→ WRITTEN TASK: Leave out the pictures and copy everything else below exactly.

→ Data extracted from a collection:
··········

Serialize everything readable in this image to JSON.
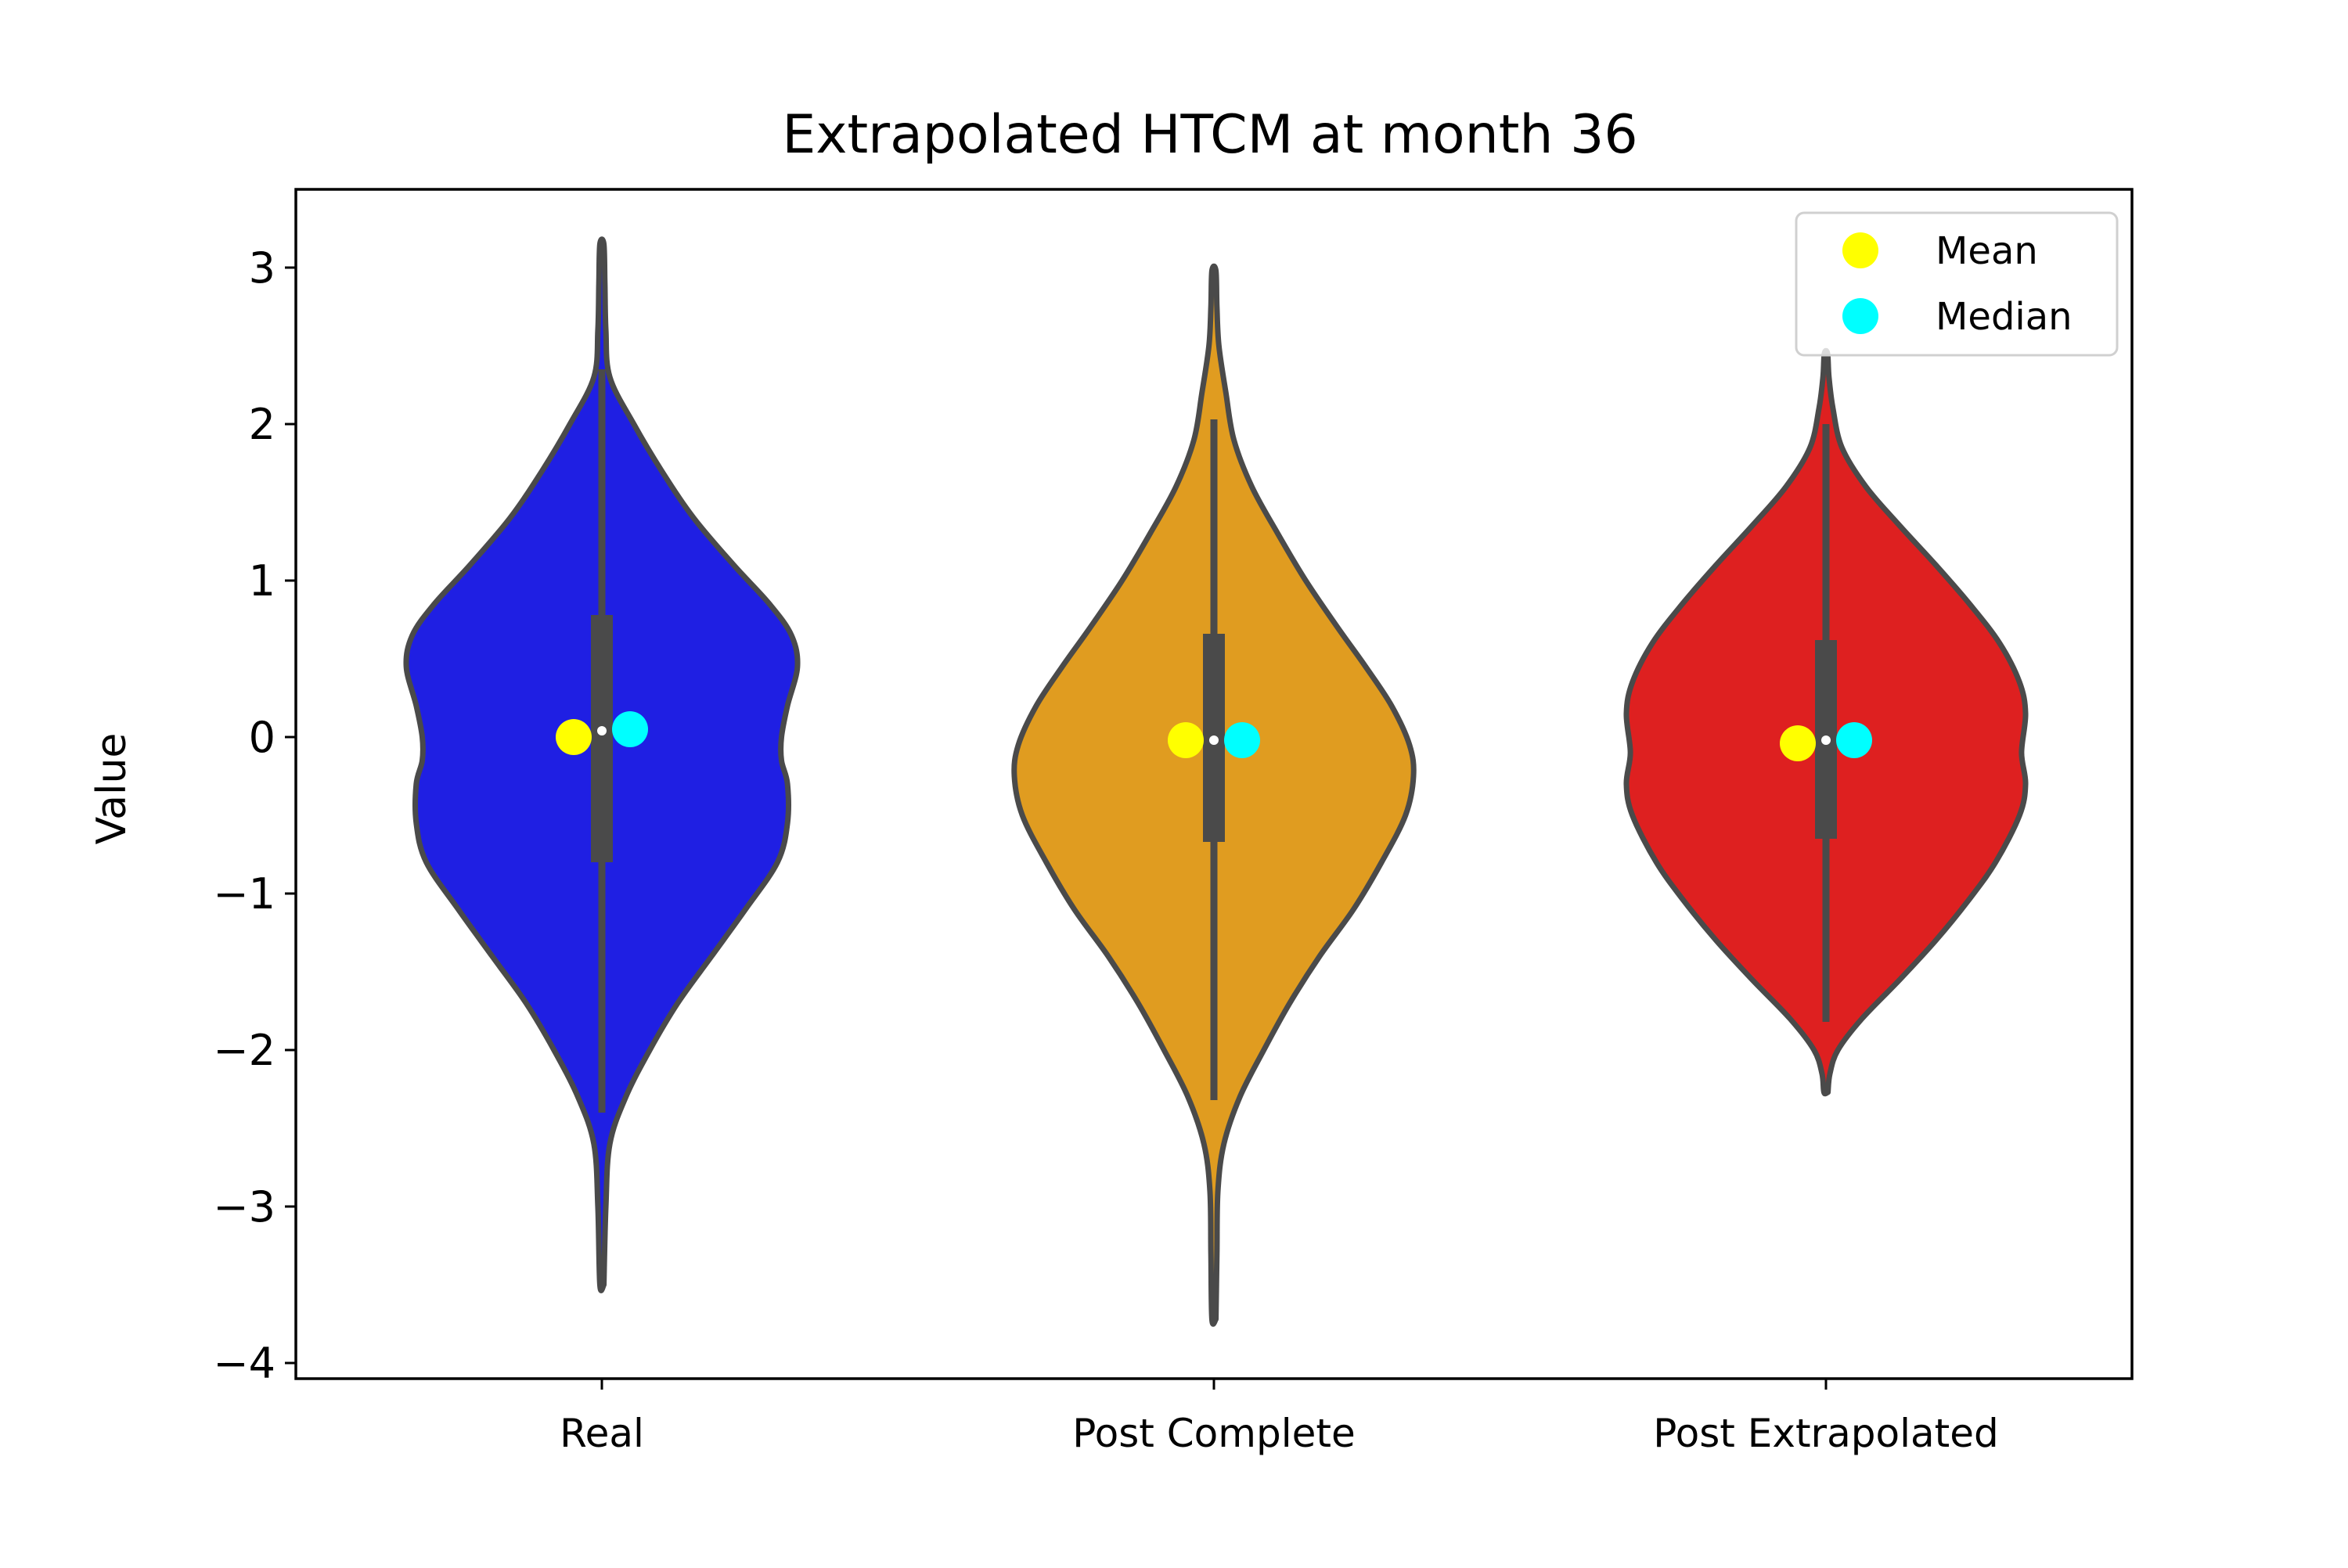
{
  "chart_data": {
    "type": "violin",
    "title": "Extrapolated HTCM at month 36",
    "xlabel": "",
    "ylabel": "Value",
    "ylim": [
      -4.1,
      3.5
    ],
    "yticks": [
      3,
      2,
      1,
      0,
      -1,
      -2,
      -3,
      -4
    ],
    "ytick_labels": [
      "3",
      "2",
      "1",
      "0",
      "−1",
      "−2",
      "−3",
      "−4"
    ],
    "grid": false,
    "legend_position": "top-right",
    "legend": [
      {
        "label": "Mean",
        "color": "#ffff00"
      },
      {
        "label": "Median",
        "color": "#00ffff"
      }
    ],
    "categories": [
      "Real",
      "Post Complete",
      "Post Extrapolated"
    ],
    "series": [
      {
        "category": "Real",
        "color": "#1f1fe3",
        "min": -3.5,
        "max": 3.15,
        "q1": -0.8,
        "median": 0.04,
        "q3": 0.78,
        "whisker_low": -2.4,
        "whisker_high": 2.35,
        "mean": 0.0,
        "median_marker": 0.05,
        "density": [
          [
            -3.5,
            0.01
          ],
          [
            -3.0,
            0.02
          ],
          [
            -2.6,
            0.04
          ],
          [
            -2.3,
            0.12
          ],
          [
            -2.0,
            0.24
          ],
          [
            -1.7,
            0.38
          ],
          [
            -1.4,
            0.55
          ],
          [
            -1.1,
            0.72
          ],
          [
            -0.8,
            0.88
          ],
          [
            -0.55,
            0.93
          ],
          [
            -0.3,
            0.93
          ],
          [
            -0.15,
            0.9
          ],
          [
            0.0,
            0.9
          ],
          [
            0.2,
            0.93
          ],
          [
            0.45,
            0.98
          ],
          [
            0.65,
            0.95
          ],
          [
            0.85,
            0.84
          ],
          [
            1.1,
            0.66
          ],
          [
            1.4,
            0.46
          ],
          [
            1.7,
            0.3
          ],
          [
            2.0,
            0.16
          ],
          [
            2.3,
            0.04
          ],
          [
            2.6,
            0.02
          ],
          [
            2.9,
            0.015
          ],
          [
            3.15,
            0.01
          ]
        ]
      },
      {
        "category": "Post Complete",
        "color": "#e09c20",
        "min": -3.72,
        "max": 2.98,
        "q1": -0.67,
        "median": -0.02,
        "q3": 0.66,
        "whisker_low": -2.32,
        "whisker_high": 2.03,
        "mean": -0.02,
        "median_marker": -0.02,
        "density": [
          [
            -3.72,
            0.01
          ],
          [
            -3.3,
            0.015
          ],
          [
            -2.9,
            0.02
          ],
          [
            -2.6,
            0.05
          ],
          [
            -2.3,
            0.13
          ],
          [
            -2.0,
            0.25
          ],
          [
            -1.7,
            0.38
          ],
          [
            -1.4,
            0.53
          ],
          [
            -1.1,
            0.7
          ],
          [
            -0.8,
            0.84
          ],
          [
            -0.5,
            0.96
          ],
          [
            -0.25,
            1.0
          ],
          [
            -0.05,
            0.98
          ],
          [
            0.2,
            0.89
          ],
          [
            0.45,
            0.76
          ],
          [
            0.7,
            0.62
          ],
          [
            1.0,
            0.46
          ],
          [
            1.3,
            0.32
          ],
          [
            1.6,
            0.19
          ],
          [
            1.9,
            0.1
          ],
          [
            2.2,
            0.06
          ],
          [
            2.5,
            0.025
          ],
          [
            2.75,
            0.015
          ],
          [
            2.98,
            0.01
          ]
        ]
      },
      {
        "category": "Post Extrapolated",
        "color": "#de2020",
        "min": -2.27,
        "max": 2.45,
        "q1": -0.65,
        "median": -0.02,
        "q3": 0.62,
        "whisker_low": -1.82,
        "whisker_high": 2.0,
        "mean": -0.04,
        "median_marker": -0.02,
        "density": [
          [
            -2.27,
            0.01
          ],
          [
            -2.15,
            0.02
          ],
          [
            -2.0,
            0.06
          ],
          [
            -1.8,
            0.18
          ],
          [
            -1.55,
            0.37
          ],
          [
            -1.3,
            0.55
          ],
          [
            -1.05,
            0.71
          ],
          [
            -0.8,
            0.85
          ],
          [
            -0.5,
            0.97
          ],
          [
            -0.3,
            1.0
          ],
          [
            -0.1,
            0.98
          ],
          [
            0.15,
            1.0
          ],
          [
            0.35,
            0.97
          ],
          [
            0.6,
            0.87
          ],
          [
            0.85,
            0.72
          ],
          [
            1.1,
            0.55
          ],
          [
            1.35,
            0.37
          ],
          [
            1.6,
            0.2
          ],
          [
            1.85,
            0.08
          ],
          [
            2.1,
            0.035
          ],
          [
            2.3,
            0.015
          ],
          [
            2.45,
            0.008
          ]
        ]
      }
    ]
  }
}
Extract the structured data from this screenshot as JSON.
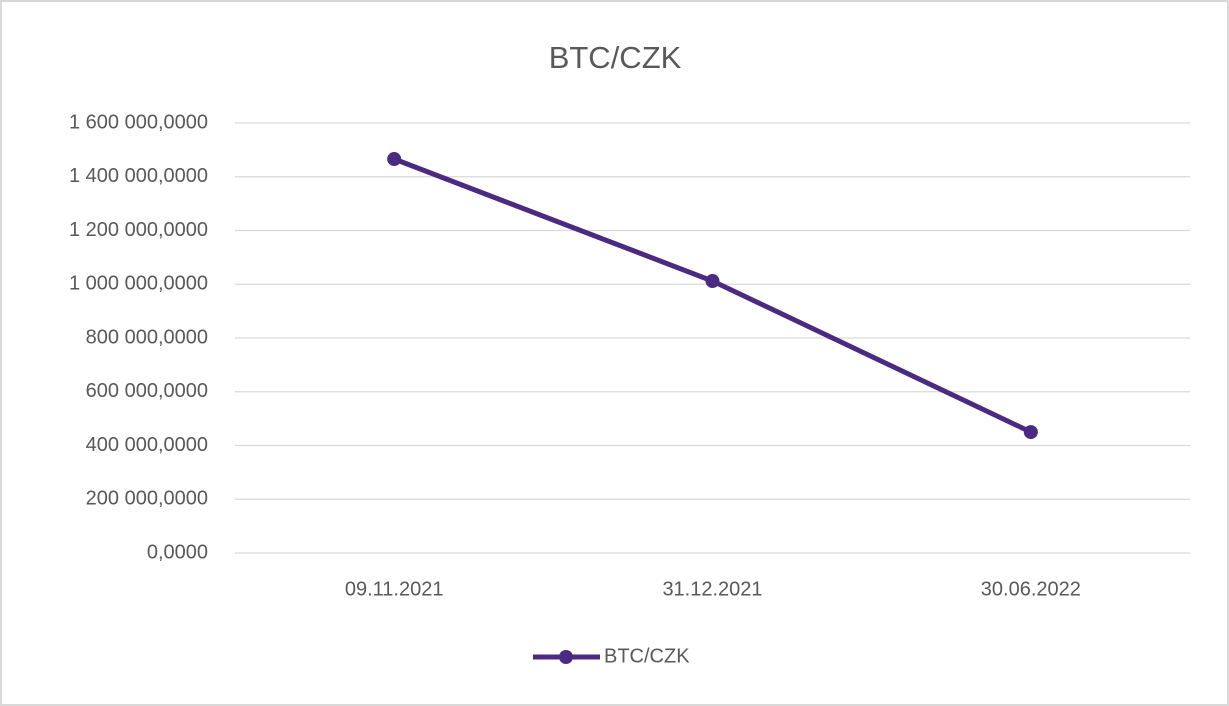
{
  "chart_data": {
    "type": "line",
    "title": "BTC/CZK",
    "categories": [
      "09.11.2021",
      "31.12.2021",
      "30.06.2022"
    ],
    "series": [
      {
        "name": "BTC/CZK",
        "color": "#4b2a82",
        "values": [
          1466000,
          1012000,
          450000
        ]
      }
    ],
    "ylim": [
      0,
      1600000
    ],
    "yticks": [
      {
        "value": 0,
        "label": "0,0000"
      },
      {
        "value": 200000,
        "label": "200 000,0000"
      },
      {
        "value": 400000,
        "label": "400 000,0000"
      },
      {
        "value": 600000,
        "label": "600 000,0000"
      },
      {
        "value": 800000,
        "label": "800 000,0000"
      },
      {
        "value": 1000000,
        "label": "1 000 000,0000"
      },
      {
        "value": 1200000,
        "label": "1 200 000,0000"
      },
      {
        "value": 1400000,
        "label": "1 400 000,0000"
      },
      {
        "value": 1600000,
        "label": "1 600 000,0000"
      }
    ],
    "grid": true,
    "legend": "bottom"
  }
}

··········

→ TASK RESULT:
Serialize everything readable in this image to JSON.
{
  "chart_data": {
    "type": "violin",
    "title": "Extrapolated HTCM at month 36",
    "xlabel": "",
    "ylabel": "Value",
    "ylim": [
      -4.1,
      3.5
    ],
    "yticks": [
      3,
      2,
      1,
      0,
      -1,
      -2,
      -3,
      -4
    ],
    "ytick_labels": [
      "3",
      "2",
      "1",
      "0",
      "−1",
      "−2",
      "−3",
      "−4"
    ],
    "grid": false,
    "legend_position": "top-right",
    "legend": [
      {
        "label": "Mean",
        "color": "#ffff00"
      },
      {
        "label": "Median",
        "color": "#00ffff"
      }
    ],
    "categories": [
      "Real",
      "Post Complete",
      "Post Extrapolated"
    ],
    "series": [
      {
        "category": "Real",
        "color": "#1f1fe3",
        "min": -3.5,
        "max": 3.15,
        "q1": -0.8,
        "median": 0.04,
        "q3": 0.78,
        "whisker_low": -2.4,
        "whisker_high": 2.35,
        "mean": 0.0,
        "median_marker": 0.05,
        "density": [
          [
            -3.5,
            0.01
          ],
          [
            -3.0,
            0.02
          ],
          [
            -2.6,
            0.04
          ],
          [
            -2.3,
            0.12
          ],
          [
            -2.0,
            0.24
          ],
          [
            -1.7,
            0.38
          ],
          [
            -1.4,
            0.55
          ],
          [
            -1.1,
            0.72
          ],
          [
            -0.8,
            0.88
          ],
          [
            -0.55,
            0.93
          ],
          [
            -0.3,
            0.93
          ],
          [
            -0.15,
            0.9
          ],
          [
            0.0,
            0.9
          ],
          [
            0.2,
            0.93
          ],
          [
            0.45,
            0.98
          ],
          [
            0.65,
            0.95
          ],
          [
            0.85,
            0.84
          ],
          [
            1.1,
            0.66
          ],
          [
            1.4,
            0.46
          ],
          [
            1.7,
            0.3
          ],
          [
            2.0,
            0.16
          ],
          [
            2.3,
            0.04
          ],
          [
            2.6,
            0.02
          ],
          [
            2.9,
            0.015
          ],
          [
            3.15,
            0.01
          ]
        ]
      },
      {
        "category": "Post Complete",
        "color": "#e09c20",
        "min": -3.72,
        "max": 2.98,
        "q1": -0.67,
        "median": -0.02,
        "q3": 0.66,
        "whisker_low": -2.32,
        "whisker_high": 2.03,
        "mean": -0.02,
        "median_marker": -0.02,
        "density": [
          [
            -3.72,
            0.01
          ],
          [
            -3.3,
            0.015
          ],
          [
            -2.9,
            0.02
          ],
          [
            -2.6,
            0.05
          ],
          [
            -2.3,
            0.13
          ],
          [
            -2.0,
            0.25
          ],
          [
            -1.7,
            0.38
          ],
          [
            -1.4,
            0.53
          ],
          [
            -1.1,
            0.7
          ],
          [
            -0.8,
            0.84
          ],
          [
            -0.5,
            0.96
          ],
          [
            -0.25,
            1.0
          ],
          [
            -0.05,
            0.98
          ],
          [
            0.2,
            0.89
          ],
          [
            0.45,
            0.76
          ],
          [
            0.7,
            0.62
          ],
          [
            1.0,
            0.46
          ],
          [
            1.3,
            0.32
          ],
          [
            1.6,
            0.19
          ],
          [
            1.9,
            0.1
          ],
          [
            2.2,
            0.06
          ],
          [
            2.5,
            0.025
          ],
          [
            2.75,
            0.015
          ],
          [
            2.98,
            0.01
          ]
        ]
      },
      {
        "category": "Post Extrapolated",
        "color": "#de2020",
        "min": -2.27,
        "max": 2.45,
        "q1": -0.65,
        "median": -0.02,
        "q3": 0.62,
        "whisker_low": -1.82,
        "whisker_high": 2.0,
        "mean": -0.04,
        "median_marker": -0.02,
        "density": [
          [
            -2.27,
            0.01
          ],
          [
            -2.15,
            0.02
          ],
          [
            -2.0,
            0.06
          ],
          [
            -1.8,
            0.18
          ],
          [
            -1.55,
            0.37
          ],
          [
            -1.3,
            0.55
          ],
          [
            -1.05,
            0.71
          ],
          [
            -0.8,
            0.85
          ],
          [
            -0.5,
            0.97
          ],
          [
            -0.3,
            1.0
          ],
          [
            -0.1,
            0.98
          ],
          [
            0.15,
            1.0
          ],
          [
            0.35,
            0.97
          ],
          [
            0.6,
            0.87
          ],
          [
            0.85,
            0.72
          ],
          [
            1.1,
            0.55
          ],
          [
            1.35,
            0.37
          ],
          [
            1.6,
            0.2
          ],
          [
            1.85,
            0.08
          ],
          [
            2.1,
            0.035
          ],
          [
            2.3,
            0.015
          ],
          [
            2.45,
            0.008
          ]
        ]
      }
    ]
  }
}
Extract the structured data from this screenshot as JSON.
{
  "chart_data": {
    "type": "line",
    "title": "BTC/CZK",
    "categories": [
      "09.11.2021",
      "31.12.2021",
      "30.06.2022"
    ],
    "series": [
      {
        "name": "BTC/CZK",
        "color": "#4b2a82",
        "values": [
          1466000,
          1012000,
          450000
        ]
      }
    ],
    "ylim": [
      0,
      1600000
    ],
    "yticks": [
      {
        "value": 0,
        "label": "0,0000"
      },
      {
        "value": 200000,
        "label": "200 000,0000"
      },
      {
        "value": 400000,
        "label": "400 000,0000"
      },
      {
        "value": 600000,
        "label": "600 000,0000"
      },
      {
        "value": 800000,
        "label": "800 000,0000"
      },
      {
        "value": 1000000,
        "label": "1 000 000,0000"
      },
      {
        "value": 1200000,
        "label": "1 200 000,0000"
      },
      {
        "value": 1400000,
        "label": "1 400 000,0000"
      },
      {
        "value": 1600000,
        "label": "1 600 000,0000"
      }
    ],
    "grid": true,
    "legend": "bottom"
  }
}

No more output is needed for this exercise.